» YOUR OBJECTIVE: Copy each line holding the string "GOES".

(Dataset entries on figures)
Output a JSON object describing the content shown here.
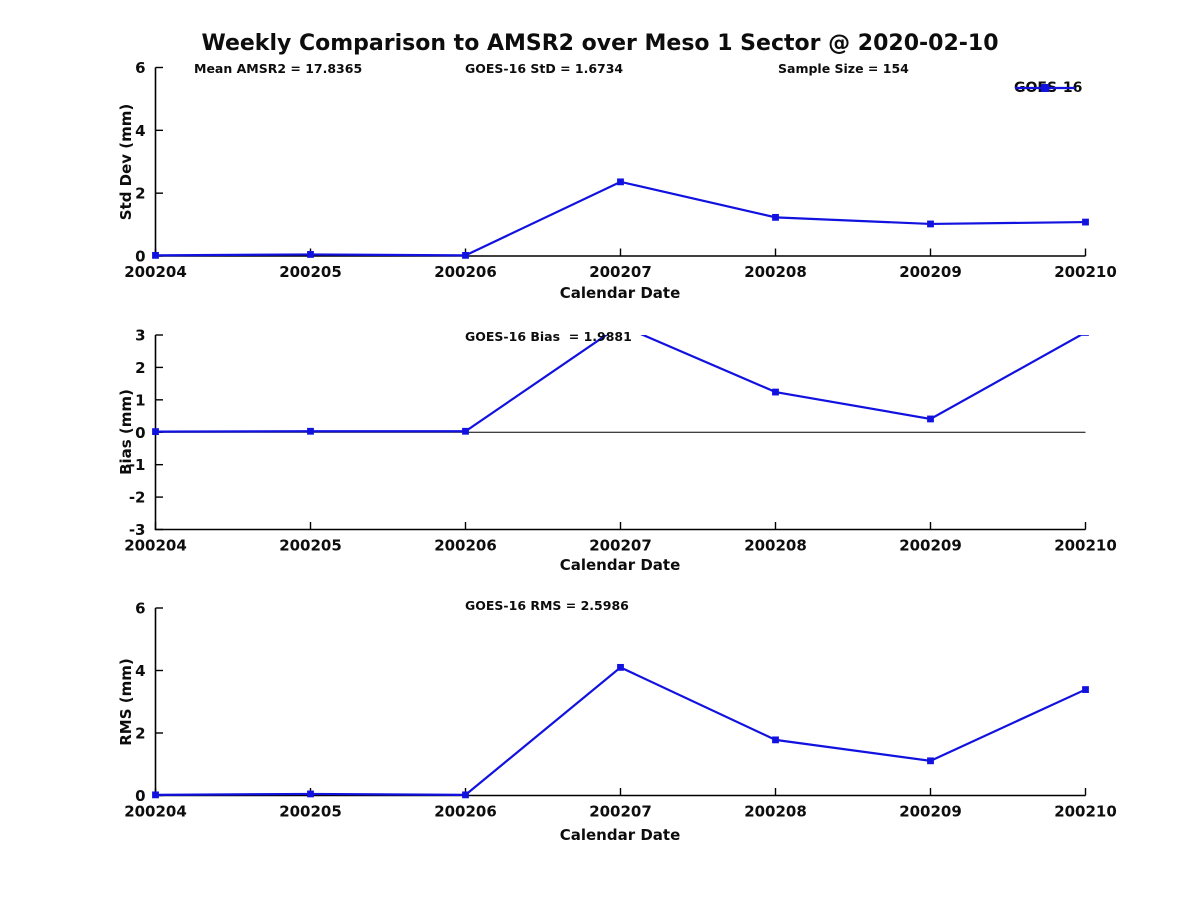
{
  "figure": {
    "title": "Weekly Comparison to AMSR2 over Meso 1 Sector @ 2020-02-10",
    "background_color": "#ffffff",
    "series_color": "#1212e0",
    "axis_color": "#000000",
    "legend": {
      "label": "GOES-16",
      "marker": "filled-square"
    }
  },
  "chart_data": [
    {
      "type": "line",
      "subplot": "std-dev",
      "ylabel": "Std Dev (mm)",
      "xlabel": "Calendar Date",
      "categories": [
        "200204",
        "200205",
        "200206",
        "200207",
        "200208",
        "200209",
        "200210"
      ],
      "ylim": [
        0,
        6
      ],
      "yticks": [
        0,
        2,
        4,
        6
      ],
      "grid": false,
      "zero_line": false,
      "legend_position": "top-right-outside",
      "series": [
        {
          "name": "GOES-16",
          "values": [
            0.02,
            0.05,
            0.02,
            2.36,
            1.23,
            1.02,
            1.08
          ]
        }
      ],
      "annotations": [
        {
          "text": "Mean AMSR2 = 17.8365"
        },
        {
          "text": "GOES-16 StD = 1.6734"
        },
        {
          "text": "Sample Size = 154"
        }
      ]
    },
    {
      "type": "line",
      "subplot": "bias",
      "ylabel": "Bias (mm)",
      "xlabel": "Calendar Date",
      "categories": [
        "200204",
        "200205",
        "200206",
        "200207",
        "200208",
        "200209",
        "200210"
      ],
      "ylim": [
        -3,
        3
      ],
      "yticks": [
        -3,
        -2,
        -1,
        0,
        1,
        2,
        3
      ],
      "grid": false,
      "zero_line": true,
      "series": [
        {
          "name": "GOES-16",
          "values": [
            0.02,
            0.03,
            0.03,
            3.3,
            1.24,
            0.41,
            3.08
          ]
        }
      ],
      "annotations": [
        {
          "text": "GOES-16 Bias  = 1.9881"
        }
      ]
    },
    {
      "type": "line",
      "subplot": "rms",
      "ylabel": "RMS (mm)",
      "xlabel": "Calendar Date",
      "categories": [
        "200204",
        "200205",
        "200206",
        "200207",
        "200208",
        "200209",
        "200210"
      ],
      "ylim": [
        0,
        6
      ],
      "yticks": [
        0,
        2,
        4,
        6
      ],
      "grid": false,
      "zero_line": false,
      "series": [
        {
          "name": "GOES-16",
          "values": [
            0.02,
            0.05,
            0.02,
            4.1,
            1.78,
            1.11,
            3.39
          ]
        }
      ],
      "annotations": [
        {
          "text": "GOES-16 RMS = 2.5986"
        }
      ]
    }
  ]
}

» WRITTEN REPLY:
      "label": "GOES-16",
          "name": "GOES-16",
          "text": "GOES-16 StD = 1.6734"
          "name": "GOES-16",
          "text": "GOES-16 Bias  = 1.9881"
          "name": "GOES-16",
          "text": "GOES-16 RMS = 2.5986"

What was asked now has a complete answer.